Figure content listings:

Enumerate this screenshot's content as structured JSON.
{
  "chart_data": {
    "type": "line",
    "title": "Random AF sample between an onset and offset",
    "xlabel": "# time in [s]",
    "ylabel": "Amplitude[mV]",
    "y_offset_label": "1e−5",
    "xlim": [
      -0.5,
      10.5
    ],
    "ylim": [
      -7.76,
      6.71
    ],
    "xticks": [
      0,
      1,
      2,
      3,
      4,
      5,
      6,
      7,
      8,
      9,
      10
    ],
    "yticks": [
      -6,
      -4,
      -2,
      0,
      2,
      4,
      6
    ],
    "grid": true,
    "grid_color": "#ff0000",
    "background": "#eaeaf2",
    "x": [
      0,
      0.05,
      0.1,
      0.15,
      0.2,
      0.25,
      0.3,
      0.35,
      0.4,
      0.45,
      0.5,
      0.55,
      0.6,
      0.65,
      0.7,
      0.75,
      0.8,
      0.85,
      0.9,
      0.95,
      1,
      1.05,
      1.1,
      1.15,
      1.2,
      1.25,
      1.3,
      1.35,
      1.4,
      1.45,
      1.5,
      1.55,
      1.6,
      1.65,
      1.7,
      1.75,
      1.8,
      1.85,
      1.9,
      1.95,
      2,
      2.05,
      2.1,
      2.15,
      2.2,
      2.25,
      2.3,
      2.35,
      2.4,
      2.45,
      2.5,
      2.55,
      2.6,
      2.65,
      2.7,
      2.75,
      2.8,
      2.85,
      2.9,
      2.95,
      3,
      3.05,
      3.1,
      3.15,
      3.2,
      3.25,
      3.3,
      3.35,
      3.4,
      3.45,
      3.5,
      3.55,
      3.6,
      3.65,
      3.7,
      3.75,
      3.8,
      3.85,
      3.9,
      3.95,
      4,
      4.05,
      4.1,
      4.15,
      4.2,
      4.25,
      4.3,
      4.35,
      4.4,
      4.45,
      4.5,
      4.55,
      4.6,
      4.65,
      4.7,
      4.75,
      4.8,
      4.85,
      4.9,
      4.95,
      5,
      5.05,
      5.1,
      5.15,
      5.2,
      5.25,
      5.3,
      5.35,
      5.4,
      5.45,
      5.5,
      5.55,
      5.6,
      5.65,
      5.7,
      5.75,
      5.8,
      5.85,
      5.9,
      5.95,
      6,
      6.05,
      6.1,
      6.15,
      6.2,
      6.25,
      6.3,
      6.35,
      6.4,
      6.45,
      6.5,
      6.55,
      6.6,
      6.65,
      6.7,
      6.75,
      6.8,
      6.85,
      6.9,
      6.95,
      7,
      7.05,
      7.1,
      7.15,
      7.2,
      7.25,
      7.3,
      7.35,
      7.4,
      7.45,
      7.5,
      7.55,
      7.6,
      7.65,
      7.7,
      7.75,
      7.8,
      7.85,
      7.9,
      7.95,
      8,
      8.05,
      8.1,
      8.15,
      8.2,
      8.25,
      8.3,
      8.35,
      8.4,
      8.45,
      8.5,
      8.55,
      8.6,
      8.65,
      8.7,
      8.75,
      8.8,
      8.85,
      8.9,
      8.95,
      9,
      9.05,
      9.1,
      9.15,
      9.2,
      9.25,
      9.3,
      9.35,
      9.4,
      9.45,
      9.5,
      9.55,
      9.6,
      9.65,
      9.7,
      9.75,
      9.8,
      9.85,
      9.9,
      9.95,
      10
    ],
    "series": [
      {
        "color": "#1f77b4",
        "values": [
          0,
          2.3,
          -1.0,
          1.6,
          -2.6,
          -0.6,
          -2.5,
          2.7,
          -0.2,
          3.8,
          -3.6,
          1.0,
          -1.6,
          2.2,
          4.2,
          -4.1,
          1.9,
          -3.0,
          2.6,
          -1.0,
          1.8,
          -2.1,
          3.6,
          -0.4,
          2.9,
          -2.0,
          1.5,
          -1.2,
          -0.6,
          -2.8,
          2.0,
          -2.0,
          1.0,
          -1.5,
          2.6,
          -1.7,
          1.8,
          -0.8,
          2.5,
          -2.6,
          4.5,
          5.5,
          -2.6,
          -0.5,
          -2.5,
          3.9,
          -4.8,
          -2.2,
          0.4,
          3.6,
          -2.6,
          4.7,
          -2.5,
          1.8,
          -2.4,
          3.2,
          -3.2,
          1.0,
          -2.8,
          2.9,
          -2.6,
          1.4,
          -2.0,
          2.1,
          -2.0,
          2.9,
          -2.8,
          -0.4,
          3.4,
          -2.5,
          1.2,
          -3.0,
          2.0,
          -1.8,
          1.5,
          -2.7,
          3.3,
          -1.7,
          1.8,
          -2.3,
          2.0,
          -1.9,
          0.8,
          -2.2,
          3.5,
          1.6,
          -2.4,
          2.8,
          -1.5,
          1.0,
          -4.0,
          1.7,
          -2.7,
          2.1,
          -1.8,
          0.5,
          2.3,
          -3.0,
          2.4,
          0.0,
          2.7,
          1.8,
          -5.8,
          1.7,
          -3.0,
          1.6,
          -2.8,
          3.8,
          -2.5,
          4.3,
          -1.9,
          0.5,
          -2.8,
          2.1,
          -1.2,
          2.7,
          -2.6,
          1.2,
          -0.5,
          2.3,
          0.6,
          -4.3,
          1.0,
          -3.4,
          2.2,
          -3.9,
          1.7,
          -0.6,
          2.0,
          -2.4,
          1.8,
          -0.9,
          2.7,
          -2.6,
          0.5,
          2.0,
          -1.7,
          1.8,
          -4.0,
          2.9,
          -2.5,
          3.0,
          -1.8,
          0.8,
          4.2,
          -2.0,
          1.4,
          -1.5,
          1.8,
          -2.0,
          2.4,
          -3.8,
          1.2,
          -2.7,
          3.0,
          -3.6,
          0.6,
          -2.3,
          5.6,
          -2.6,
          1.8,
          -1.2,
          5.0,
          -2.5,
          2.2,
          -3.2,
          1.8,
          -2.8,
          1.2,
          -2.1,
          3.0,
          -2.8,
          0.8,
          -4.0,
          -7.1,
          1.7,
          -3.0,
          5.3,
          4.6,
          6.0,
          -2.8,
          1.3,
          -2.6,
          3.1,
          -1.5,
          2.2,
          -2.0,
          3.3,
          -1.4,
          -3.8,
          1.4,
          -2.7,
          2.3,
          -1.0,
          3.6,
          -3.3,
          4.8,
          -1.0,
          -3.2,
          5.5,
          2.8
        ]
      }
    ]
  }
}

▶ _Aim_
Go through the listing and copy all of it exactly.

▶ _Answer to this problem_
Enumerate this screenshot's content as structured JSON.
{
  "chart_data": {
    "type": "line",
    "title": "Random AF sample between an onset and offset",
    "xlabel": "# time in [s]",
    "ylabel": "Amplitude[mV]",
    "y_offset_label": "1e−5",
    "xlim": [
      -0.5,
      10.5
    ],
    "ylim": [
      -7.76,
      6.71
    ],
    "xticks": [
      0,
      1,
      2,
      3,
      4,
      5,
      6,
      7,
      8,
      9,
      10
    ],
    "yticks": [
      -6,
      -4,
      -2,
      0,
      2,
      4,
      6
    ],
    "grid": true,
    "grid_color": "#ff0000",
    "background": "#eaeaf2",
    "x": [
      0,
      0.05,
      0.1,
      0.15,
      0.2,
      0.25,
      0.3,
      0.35,
      0.4,
      0.45,
      0.5,
      0.55,
      0.6,
      0.65,
      0.7,
      0.75,
      0.8,
      0.85,
      0.9,
      0.95,
      1,
      1.05,
      1.1,
      1.15,
      1.2,
      1.25,
      1.3,
      1.35,
      1.4,
      1.45,
      1.5,
      1.55,
      1.6,
      1.65,
      1.7,
      1.75,
      1.8,
      1.85,
      1.9,
      1.95,
      2,
      2.05,
      2.1,
      2.15,
      2.2,
      2.25,
      2.3,
      2.35,
      2.4,
      2.45,
      2.5,
      2.55,
      2.6,
      2.65,
      2.7,
      2.75,
      2.8,
      2.85,
      2.9,
      2.95,
      3,
      3.05,
      3.1,
      3.15,
      3.2,
      3.25,
      3.3,
      3.35,
      3.4,
      3.45,
      3.5,
      3.55,
      3.6,
      3.65,
      3.7,
      3.75,
      3.8,
      3.85,
      3.9,
      3.95,
      4,
      4.05,
      4.1,
      4.15,
      4.2,
      4.25,
      4.3,
      4.35,
      4.4,
      4.45,
      4.5,
      4.55,
      4.6,
      4.65,
      4.7,
      4.75,
      4.8,
      4.85,
      4.9,
      4.95,
      5,
      5.05,
      5.1,
      5.15,
      5.2,
      5.25,
      5.3,
      5.35,
      5.4,
      5.45,
      5.5,
      5.55,
      5.6,
      5.65,
      5.7,
      5.75,
      5.8,
      5.85,
      5.9,
      5.95,
      6,
      6.05,
      6.1,
      6.15,
      6.2,
      6.25,
      6.3,
      6.35,
      6.4,
      6.45,
      6.5,
      6.55,
      6.6,
      6.65,
      6.7,
      6.75,
      6.8,
      6.85,
      6.9,
      6.95,
      7,
      7.05,
      7.1,
      7.15,
      7.2,
      7.25,
      7.3,
      7.35,
      7.4,
      7.45,
      7.5,
      7.55,
      7.6,
      7.65,
      7.7,
      7.75,
      7.8,
      7.85,
      7.9,
      7.95,
      8,
      8.05,
      8.1,
      8.15,
      8.2,
      8.25,
      8.3,
      8.35,
      8.4,
      8.45,
      8.5,
      8.55,
      8.6,
      8.65,
      8.7,
      8.75,
      8.8,
      8.85,
      8.9,
      8.95,
      9,
      9.05,
      9.1,
      9.15,
      9.2,
      9.25,
      9.3,
      9.35,
      9.4,
      9.45,
      9.5,
      9.55,
      9.6,
      9.65,
      9.7,
      9.75,
      9.8,
      9.85,
      9.9,
      9.95,
      10
    ],
    "series": [
      {
        "color": "#1f77b4",
        "values": [
          0,
          2.3,
          -1.0,
          1.6,
          -2.6,
          -0.6,
          -2.5,
          2.7,
          -0.2,
          3.8,
          -3.6,
          1.0,
          -1.6,
          2.2,
          4.2,
          -4.1,
          1.9,
          -3.0,
          2.6,
          -1.0,
          1.8,
          -2.1,
          3.6,
          -0.4,
          2.9,
          -2.0,
          1.5,
          -1.2,
          -0.6,
          -2.8,
          2.0,
          -2.0,
          1.0,
          -1.5,
          2.6,
          -1.7,
          1.8,
          -0.8,
          2.5,
          -2.6,
          4.5,
          5.5,
          -2.6,
          -0.5,
          -2.5,
          3.9,
          -4.8,
          -2.2,
          0.4,
          3.6,
          -2.6,
          4.7,
          -2.5,
          1.8,
          -2.4,
          3.2,
          -3.2,
          1.0,
          -2.8,
          2.9,
          -2.6,
          1.4,
          -2.0,
          2.1,
          -2.0,
          2.9,
          -2.8,
          -0.4,
          3.4,
          -2.5,
          1.2,
          -3.0,
          2.0,
          -1.8,
          1.5,
          -2.7,
          3.3,
          -1.7,
          1.8,
          -2.3,
          2.0,
          -1.9,
          0.8,
          -2.2,
          3.5,
          1.6,
          -2.4,
          2.8,
          -1.5,
          1.0,
          -4.0,
          1.7,
          -2.7,
          2.1,
          -1.8,
          0.5,
          2.3,
          -3.0,
          2.4,
          0.0,
          2.7,
          1.8,
          -5.8,
          1.7,
          -3.0,
          1.6,
          -2.8,
          3.8,
          -2.5,
          4.3,
          -1.9,
          0.5,
          -2.8,
          2.1,
          -1.2,
          2.7,
          -2.6,
          1.2,
          -0.5,
          2.3,
          0.6,
          -4.3,
          1.0,
          -3.4,
          2.2,
          -3.9,
          1.7,
          -0.6,
          2.0,
          -2.4,
          1.8,
          -0.9,
          2.7,
          -2.6,
          0.5,
          2.0,
          -1.7,
          1.8,
          -4.0,
          2.9,
          -2.5,
          3.0,
          -1.8,
          0.8,
          4.2,
          -2.0,
          1.4,
          -1.5,
          1.8,
          -2.0,
          2.4,
          -3.8,
          1.2,
          -2.7,
          3.0,
          -3.6,
          0.6,
          -2.3,
          5.6,
          -2.6,
          1.8,
          -1.2,
          5.0,
          -2.5,
          2.2,
          -3.2,
          1.8,
          -2.8,
          1.2,
          -2.1,
          3.0,
          -2.8,
          0.8,
          -4.0,
          -7.1,
          1.7,
          -3.0,
          5.3,
          4.6,
          6.0,
          -2.8,
          1.3,
          -2.6,
          3.1,
          -1.5,
          2.2,
          -2.0,
          3.3,
          -1.4,
          -3.8,
          1.4,
          -2.7,
          2.3,
          -1.0,
          3.6,
          -3.3,
          4.8,
          -1.0,
          -3.2,
          5.5,
          2.8
        ]
      }
    ]
  }
}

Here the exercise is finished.